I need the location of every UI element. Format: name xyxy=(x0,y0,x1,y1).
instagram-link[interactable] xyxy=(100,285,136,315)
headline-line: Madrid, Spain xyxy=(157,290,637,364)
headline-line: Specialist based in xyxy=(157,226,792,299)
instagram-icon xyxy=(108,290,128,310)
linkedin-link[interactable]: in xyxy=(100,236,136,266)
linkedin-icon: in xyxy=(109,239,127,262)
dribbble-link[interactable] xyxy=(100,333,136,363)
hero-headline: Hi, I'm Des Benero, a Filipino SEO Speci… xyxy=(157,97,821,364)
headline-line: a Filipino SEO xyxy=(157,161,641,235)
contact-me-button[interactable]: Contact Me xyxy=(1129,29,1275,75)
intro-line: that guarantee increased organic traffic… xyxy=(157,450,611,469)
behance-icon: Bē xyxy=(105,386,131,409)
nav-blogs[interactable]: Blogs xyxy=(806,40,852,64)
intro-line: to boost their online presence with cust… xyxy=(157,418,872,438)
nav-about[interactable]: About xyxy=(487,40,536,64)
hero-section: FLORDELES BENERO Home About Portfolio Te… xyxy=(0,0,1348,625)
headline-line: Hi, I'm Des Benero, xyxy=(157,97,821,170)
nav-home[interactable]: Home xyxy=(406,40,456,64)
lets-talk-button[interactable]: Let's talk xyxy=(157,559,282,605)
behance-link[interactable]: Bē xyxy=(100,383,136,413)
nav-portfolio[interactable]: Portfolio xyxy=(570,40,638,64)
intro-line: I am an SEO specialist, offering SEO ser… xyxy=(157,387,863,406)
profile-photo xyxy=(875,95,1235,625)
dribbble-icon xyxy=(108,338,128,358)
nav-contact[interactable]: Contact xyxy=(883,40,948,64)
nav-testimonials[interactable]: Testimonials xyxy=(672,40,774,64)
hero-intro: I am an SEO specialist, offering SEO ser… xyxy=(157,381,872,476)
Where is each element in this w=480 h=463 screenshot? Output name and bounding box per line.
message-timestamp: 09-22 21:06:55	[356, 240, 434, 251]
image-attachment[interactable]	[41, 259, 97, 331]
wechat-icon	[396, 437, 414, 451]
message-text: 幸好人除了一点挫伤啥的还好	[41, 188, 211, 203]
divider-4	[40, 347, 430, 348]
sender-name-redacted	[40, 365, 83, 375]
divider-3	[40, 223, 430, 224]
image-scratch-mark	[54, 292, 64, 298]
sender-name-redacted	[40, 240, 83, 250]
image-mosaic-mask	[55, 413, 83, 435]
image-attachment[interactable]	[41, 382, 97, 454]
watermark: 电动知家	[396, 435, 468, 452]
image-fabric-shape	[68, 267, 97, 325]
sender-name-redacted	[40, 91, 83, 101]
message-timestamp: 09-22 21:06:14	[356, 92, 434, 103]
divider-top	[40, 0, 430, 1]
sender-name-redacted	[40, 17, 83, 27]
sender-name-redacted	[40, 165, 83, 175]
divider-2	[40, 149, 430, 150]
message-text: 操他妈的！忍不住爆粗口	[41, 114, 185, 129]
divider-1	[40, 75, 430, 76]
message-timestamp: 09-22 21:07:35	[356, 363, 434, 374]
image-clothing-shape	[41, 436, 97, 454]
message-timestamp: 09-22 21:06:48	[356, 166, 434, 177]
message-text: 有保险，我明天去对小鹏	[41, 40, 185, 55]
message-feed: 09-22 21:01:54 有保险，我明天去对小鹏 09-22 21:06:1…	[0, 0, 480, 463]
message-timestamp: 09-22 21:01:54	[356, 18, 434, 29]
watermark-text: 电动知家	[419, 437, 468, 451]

■ **TASK DESCRIPTION**
Could you copy the records verbatim, starting at their very first line and stopping after the line that contains "contact-me-button[interactable]: Contact Me"?

■ **EXPECTED ANSWER**
I need the location of every UI element. Format: name xyxy=(x0,y0,x1,y1).
instagram-link[interactable] xyxy=(100,285,136,315)
headline-line: Madrid, Spain xyxy=(157,290,637,364)
headline-line: Specialist based in xyxy=(157,226,792,299)
instagram-icon xyxy=(108,290,128,310)
linkedin-link[interactable]: in xyxy=(100,236,136,266)
linkedin-icon: in xyxy=(109,239,127,262)
dribbble-link[interactable] xyxy=(100,333,136,363)
hero-headline: Hi, I'm Des Benero, a Filipino SEO Speci… xyxy=(157,97,821,364)
headline-line: a Filipino SEO xyxy=(157,161,641,235)
contact-me-button[interactable]: Contact Me xyxy=(1129,29,1275,75)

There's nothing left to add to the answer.